**Dataset entries**.
+ + + +
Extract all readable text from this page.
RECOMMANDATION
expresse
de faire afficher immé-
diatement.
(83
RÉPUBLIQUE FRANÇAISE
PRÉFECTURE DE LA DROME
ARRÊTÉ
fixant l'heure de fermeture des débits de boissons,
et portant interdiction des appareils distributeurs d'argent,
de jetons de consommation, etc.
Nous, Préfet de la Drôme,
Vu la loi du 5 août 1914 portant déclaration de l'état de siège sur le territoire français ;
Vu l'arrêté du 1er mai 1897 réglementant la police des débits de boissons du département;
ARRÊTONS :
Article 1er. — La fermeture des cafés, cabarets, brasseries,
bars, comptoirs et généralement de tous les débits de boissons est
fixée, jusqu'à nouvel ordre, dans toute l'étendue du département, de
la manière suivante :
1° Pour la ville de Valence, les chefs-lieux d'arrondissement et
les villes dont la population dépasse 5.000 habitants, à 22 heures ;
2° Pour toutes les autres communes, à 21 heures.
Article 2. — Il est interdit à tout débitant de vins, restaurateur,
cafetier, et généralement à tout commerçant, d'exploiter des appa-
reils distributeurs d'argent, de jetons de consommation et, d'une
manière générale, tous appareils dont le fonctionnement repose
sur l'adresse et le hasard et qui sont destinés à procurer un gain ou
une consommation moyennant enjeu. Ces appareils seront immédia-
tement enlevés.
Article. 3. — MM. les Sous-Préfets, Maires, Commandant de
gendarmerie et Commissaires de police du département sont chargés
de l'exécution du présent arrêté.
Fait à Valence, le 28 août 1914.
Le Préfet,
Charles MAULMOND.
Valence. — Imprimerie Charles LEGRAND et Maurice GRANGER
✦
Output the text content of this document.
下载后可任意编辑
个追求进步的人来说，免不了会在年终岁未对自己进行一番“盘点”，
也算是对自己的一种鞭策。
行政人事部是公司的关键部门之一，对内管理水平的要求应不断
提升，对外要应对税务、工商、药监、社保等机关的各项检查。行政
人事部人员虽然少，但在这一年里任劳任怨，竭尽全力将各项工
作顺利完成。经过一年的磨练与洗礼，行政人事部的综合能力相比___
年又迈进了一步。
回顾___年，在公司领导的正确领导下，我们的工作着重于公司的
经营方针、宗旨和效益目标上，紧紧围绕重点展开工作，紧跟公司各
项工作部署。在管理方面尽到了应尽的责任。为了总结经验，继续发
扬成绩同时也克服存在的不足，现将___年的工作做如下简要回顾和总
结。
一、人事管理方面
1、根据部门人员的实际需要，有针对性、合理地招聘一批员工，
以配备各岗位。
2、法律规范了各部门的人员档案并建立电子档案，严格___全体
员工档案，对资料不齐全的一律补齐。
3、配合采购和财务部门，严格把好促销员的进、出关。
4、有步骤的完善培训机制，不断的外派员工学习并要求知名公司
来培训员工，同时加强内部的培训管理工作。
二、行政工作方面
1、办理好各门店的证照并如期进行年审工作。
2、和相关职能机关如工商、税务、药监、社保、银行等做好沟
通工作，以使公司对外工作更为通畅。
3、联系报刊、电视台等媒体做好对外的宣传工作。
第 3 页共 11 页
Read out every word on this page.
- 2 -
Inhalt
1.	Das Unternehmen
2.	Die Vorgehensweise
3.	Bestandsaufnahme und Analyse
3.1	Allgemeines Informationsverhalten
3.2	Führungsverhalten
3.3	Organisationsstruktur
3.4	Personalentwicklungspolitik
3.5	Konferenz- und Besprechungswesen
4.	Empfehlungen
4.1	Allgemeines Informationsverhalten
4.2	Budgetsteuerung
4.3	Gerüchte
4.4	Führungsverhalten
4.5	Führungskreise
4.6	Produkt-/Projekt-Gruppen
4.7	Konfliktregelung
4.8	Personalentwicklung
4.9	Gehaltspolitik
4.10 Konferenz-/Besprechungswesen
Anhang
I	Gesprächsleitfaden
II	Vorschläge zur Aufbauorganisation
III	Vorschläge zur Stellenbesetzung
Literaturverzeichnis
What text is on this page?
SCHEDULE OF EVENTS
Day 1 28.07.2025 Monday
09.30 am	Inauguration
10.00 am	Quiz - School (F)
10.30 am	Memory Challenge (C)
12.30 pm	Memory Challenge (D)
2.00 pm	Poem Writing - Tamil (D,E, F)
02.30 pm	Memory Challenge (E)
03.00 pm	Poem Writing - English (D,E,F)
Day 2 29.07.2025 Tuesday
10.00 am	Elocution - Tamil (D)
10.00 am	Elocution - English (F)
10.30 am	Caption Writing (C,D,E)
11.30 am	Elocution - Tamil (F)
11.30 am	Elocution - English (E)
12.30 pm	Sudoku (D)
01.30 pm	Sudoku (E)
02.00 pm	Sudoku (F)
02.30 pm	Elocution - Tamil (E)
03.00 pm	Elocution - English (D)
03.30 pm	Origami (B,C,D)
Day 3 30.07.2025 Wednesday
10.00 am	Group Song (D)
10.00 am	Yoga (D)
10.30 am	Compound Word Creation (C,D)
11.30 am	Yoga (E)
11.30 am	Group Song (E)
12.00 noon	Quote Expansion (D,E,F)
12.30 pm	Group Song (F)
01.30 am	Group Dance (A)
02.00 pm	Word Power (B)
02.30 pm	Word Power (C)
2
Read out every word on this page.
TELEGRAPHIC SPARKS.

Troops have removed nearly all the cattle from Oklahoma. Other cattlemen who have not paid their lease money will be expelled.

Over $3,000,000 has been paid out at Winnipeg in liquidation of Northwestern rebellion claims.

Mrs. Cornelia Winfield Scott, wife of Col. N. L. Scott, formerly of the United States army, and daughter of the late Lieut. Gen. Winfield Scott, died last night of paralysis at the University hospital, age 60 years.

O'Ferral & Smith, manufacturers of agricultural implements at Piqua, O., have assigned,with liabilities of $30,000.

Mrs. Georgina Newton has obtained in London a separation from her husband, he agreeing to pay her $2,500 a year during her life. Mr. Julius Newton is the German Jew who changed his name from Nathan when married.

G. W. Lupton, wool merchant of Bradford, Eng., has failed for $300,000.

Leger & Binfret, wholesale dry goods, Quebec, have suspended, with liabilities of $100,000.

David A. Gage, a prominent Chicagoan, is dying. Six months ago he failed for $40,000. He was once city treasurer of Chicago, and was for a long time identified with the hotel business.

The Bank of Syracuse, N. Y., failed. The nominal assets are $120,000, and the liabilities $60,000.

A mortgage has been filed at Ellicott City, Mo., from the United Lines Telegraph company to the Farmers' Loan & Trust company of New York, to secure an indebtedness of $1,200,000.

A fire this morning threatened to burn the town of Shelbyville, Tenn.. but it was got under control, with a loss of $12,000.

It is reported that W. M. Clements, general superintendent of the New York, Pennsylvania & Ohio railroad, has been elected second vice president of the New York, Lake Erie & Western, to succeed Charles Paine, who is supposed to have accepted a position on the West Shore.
+ + + +
Write out every entry again, keeping each line exactly the same.

**Response**.
Extract all readable text from this page.
RECOMMANDATION
expresse
de faire afficher immé-
diatement.
(83
RÉPUBLIQUE FRANÇAISE
PRÉFECTURE DE LA DROME
ARRÊTÉ
fixant l'heure de fermeture des débits de boissons,
et portant interdiction des appareils distributeurs d'argent,
de jetons de consommation, etc.
Nous, Préfet de la Drôme,
Vu la loi du 5 août 1914 portant déclaration de l'état de siège sur le territoire français ;
Vu l'arrêté du 1er mai 1897 réglementant la police des débits de boissons du département;
ARRÊTONS :
Article 1er. — La fermeture des cafés, cabarets, brasseries,
bars, comptoirs et généralement de tous les débits de boissons est
fixée, jusqu'à nouvel ordre, dans toute l'étendue du département, de
la manière suivante :
1° Pour la ville de Valence, les chefs-lieux d'arrondissement et
les villes dont la population dépasse 5.000 habitants, à 22 heures ;
2° Pour toutes les autres communes, à 21 heures.
Article 2. — Il est interdit à tout débitant de vins, restaurateur,
cafetier, et généralement à tout commerçant, d'exploiter des appa-
reils distributeurs d'argent, de jetons de consommation et, d'une
manière générale, tous appareils dont le fonctionnement repose
sur l'adresse et le hasard et qui sont destinés à procurer un gain ou
une consommation moyennant enjeu. Ces appareils seront immédia-
tement enlevés.
Article. 3. — MM. les Sous-Préfets, Maires, Commandant de
gendarmerie et Commissaires de police du département sont chargés
de l'exécution du présent arrêté.
Fait à Valence, le 28 août 1914.
Le Préfet,
Charles MAULMOND.
Valence. — Imprimerie Charles LEGRAND et Maurice GRANGER
✦
Output the text content of this document.
下载后可任意编辑
个追求进步的人来说，免不了会在年终岁未对自己进行一番“盘点”，
也算是对自己的一种鞭策。
行政人事部是公司的关键部门之一，对内管理水平的要求应不断
提升，对外要应对税务、工商、药监、社保等机关的各项检查。行政
人事部人员虽然少，但在这一年里任劳任怨，竭尽全力将各项工
作顺利完成。经过一年的磨练与洗礼，行政人事部的综合能力相比___
年又迈进了一步。
回顾___年，在公司领导的正确领导下，我们的工作着重于公司的
经营方针、宗旨和效益目标上，紧紧围绕重点展开工作，紧跟公司各
项工作部署。在管理方面尽到了应尽的责任。为了总结经验，继续发
扬成绩同时也克服存在的不足，现将___年的工作做如下简要回顾和总
结。
一、人事管理方面
1、根据部门人员的实际需要，有针对性、合理地招聘一批员工，
以配备各岗位。
2、法律规范了各部门的人员档案并建立电子档案，严格___全体
员工档案，对资料不齐全的一律补齐。
3、配合采购和财务部门，严格把好促销员的进、出关。
4、有步骤的完善培训机制，不断的外派员工学习并要求知名公司
来培训员工，同时加强内部的培训管理工作。
二、行政工作方面
1、办理好各门店的证照并如期进行年审工作。
2、和相关职能机关如工商、税务、药监、社保、银行等做好沟
通工作，以使公司对外工作更为通畅。
3、联系报刊、电视台等媒体做好对外的宣传工作。
第 3 页共 11 页
Read out every word on this page.
- 2 -
Inhalt
1.	Das Unternehmen
2.	Die Vorgehensweise
3.	Bestandsaufnahme und Analyse
3.1	Allgemeines Informationsverhalten
3.2	Führungsverhalten
3.3	Organisationsstruktur
3.4	Personalentwicklungspolitik
3.5	Konferenz- und Besprechungswesen
4.	Empfehlungen
4.1	Allgemeines Informationsverhalten
4.2	Budgetsteuerung
4.3	Gerüchte
4.4	Führungsverhalten
4.5	Führungskreise
4.6	Produkt-/Projekt-Gruppen
4.7	Konfliktregelung
4.8	Personalentwicklung
4.9	Gehaltspolitik
4.10 Konferenz-/Besprechungswesen
Anhang
I	Gesprächsleitfaden
II	Vorschläge zur Aufbauorganisation
III	Vorschläge zur Stellenbesetzung
Literaturverzeichnis
What text is on this page?
SCHEDULE OF EVENTS
Day 1 28.07.2025 Monday
09.30 am	Inauguration
10.00 am	Quiz - School (F)
10.30 am	Memory Challenge (C)
12.30 pm	Memory Challenge (D)
2.00 pm	Poem Writing - Tamil (D,E, F)
02.30 pm	Memory Challenge (E)
03.00 pm	Poem Writing - English (D,E,F)
Day 2 29.07.2025 Tuesday
10.00 am	Elocution - Tamil (D)
10.00 am	Elocution - English (F)
10.30 am	Caption Writing (C,D,E)
11.30 am	Elocution - Tamil (F)
11.30 am	Elocution - English (E)
12.30 pm	Sudoku (D)
01.30 pm	Sudoku (E)
02.00 pm	Sudoku (F)
02.30 pm	Elocution - Tamil (E)
03.00 pm	Elocution - English (D)
03.30 pm	Origami (B,C,D)
Day 3 30.07.2025 Wednesday
10.00 am	Group Song (D)
10.00 am	Yoga (D)
10.30 am	Compound Word Creation (C,D)
11.30 am	Yoga (E)
11.30 am	Group Song (E)
12.00 noon	Quote Expansion (D,E,F)
12.30 pm	Group Song (F)
01.30 am	Group Dance (A)
02.00 pm	Word Power (B)
02.30 pm	Word Power (C)
2
Read out every word on this page.
TELEGRAPHIC SPARKS.

Troops have removed nearly all the cattle from Oklahoma. Other cattlemen who have not paid their lease money will be expelled.

Over $3,000,000 has been paid out at Winnipeg in liquidation of Northwestern rebellion claims.

Mrs. Cornelia Winfield Scott, wife of Col. N. L. Scott, formerly of the United States army, and daughter of the late Lieut. Gen. Winfield Scott, died last night of paralysis at the University hospital, age 60 years.

O'Ferral & Smith, manufacturers of agricultural implements at Piqua, O., have assigned,with liabilities of $30,000.

Mrs. Georgina Newton has obtained in London a separation from her husband, he agreeing to pay her $2,500 a year during her life. Mr. Julius Newton is the German Jew who changed his name from Nathan when married.

G. W. Lupton, wool merchant of Bradford, Eng., has failed for $300,000.

Leger & Binfret, wholesale dry goods, Quebec, have suspended, with liabilities of $100,000.

David A. Gage, a prominent Chicagoan, is dying. Six months ago he failed for $40,000. He was once city treasurer of Chicago, and was for a long time identified with the hotel business.

The Bank of Syracuse, N. Y., failed. The nominal assets are $120,000, and the liabilities $60,000.

A mortgage has been filed at Ellicott City, Mo., from the United Lines Telegraph company to the Farmers' Loan & Trust company of New York, to secure an indebtedness of $1,200,000.

A fire this morning threatened to burn the town of Shelbyville, Tenn.. but it was got under control, with a loss of $12,000.

It is reported that W. M. Clements, general superintendent of the New York, Pennsylvania & Ohio railroad, has been elected second vice president of the New York, Lake Erie & Western, to succeed Charles Paine, who is supposed to have accepted a position on the West Shore.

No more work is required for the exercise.